Document excerpt
COAL: The Brougham Antidote, Part 3 – Fiat 128 & VW Rabbit

The 1972 Fiat 128 near Lynchburg, VA. The lovely Natalie was inside the car smoking.


(first posted 9/23/2012)     As soon as I had the bucks, I traded in my ’62 Ford for a brand-new, Positano Yellow 1972 Fiat 128 two-door sedan. The Fiat set me back $2,000, but they gave me $100 for my Ford with the Italian Circus option. I financed $1,000, then paid off the car in one year at $98 bucks a month.

I truly loved the Fiat. Finally, I was able to outfit my car with all the goodies from Road & Track that one dreamed about. In Long Island City, and just a short subway ride away, was Fisher Products, purveyors of all things Abarth, including a 13-inch, leather-wrapped Momo-Abarth steering wheel (which I still have), and an Abarth exhaust system with salami-cut, chrome-tipped, dual outlets. Damn, I was stylin! Well, at least in my own mind.

With the 128 I learned how to adjust the clutch, change out front disc brake pads, remove and reinstall a distributor (a must for changing condensers) and other stuff, as my local Fiat dealer was totally incompetent. However, these skills prepared me for my next car, a VW Rabbit.

Recorded data
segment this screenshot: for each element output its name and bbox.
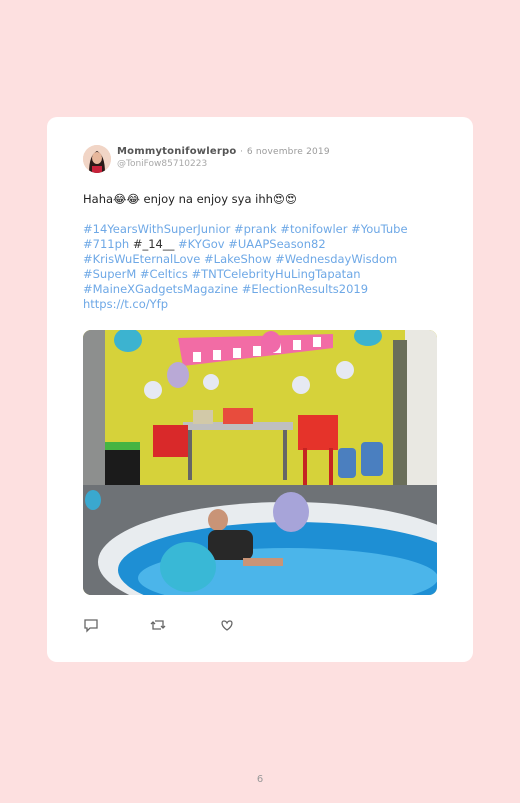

Written problem A
In the car memoir, condense the paragraph beginning "With the 128 I learned" into a short bulleted list that keeps its main facts.
Written problem B
Reproduce everything in the car memoir from "(first posted 9/23/2012)     As" down to "my own mind.".

Exercise result A
- Learned on the 128 to adjust the clutch, change front disc brake pads, and remove and reinstall a distributor (a must for changing condensers), among other jobs.
- Did this work because the local Fiat dealer was totally incompetent.
- These skills prepared the way for the next car, a VW Rabbit.

Exercise result B
(first posted 9/23/2012)     As soon as I had the bucks, I traded in my ’62 Ford for a brand-new, Positano Yellow 1972 Fiat 128 two-door sedan. The Fiat set me back $2,000, but they gave me $100 for my Ford with the Italian Circus option. I financed $1,000, then paid off the car in one year at $98 bucks a month.

I truly loved the Fiat. Finally, I was able to outfit my car with all the goodies from Road & Track that one dreamed about. In Long Island City, and just a short subway ride away, was Fisher Products, purveyors of all things Abarth, including a 13-inch, leather-wrapped Momo-Abarth steering wheel (which I still have), and an Abarth exhaust system with salami-cut, chrome-tipped, dual outlets. Damn, I was stylin! Well, at least in my own mind.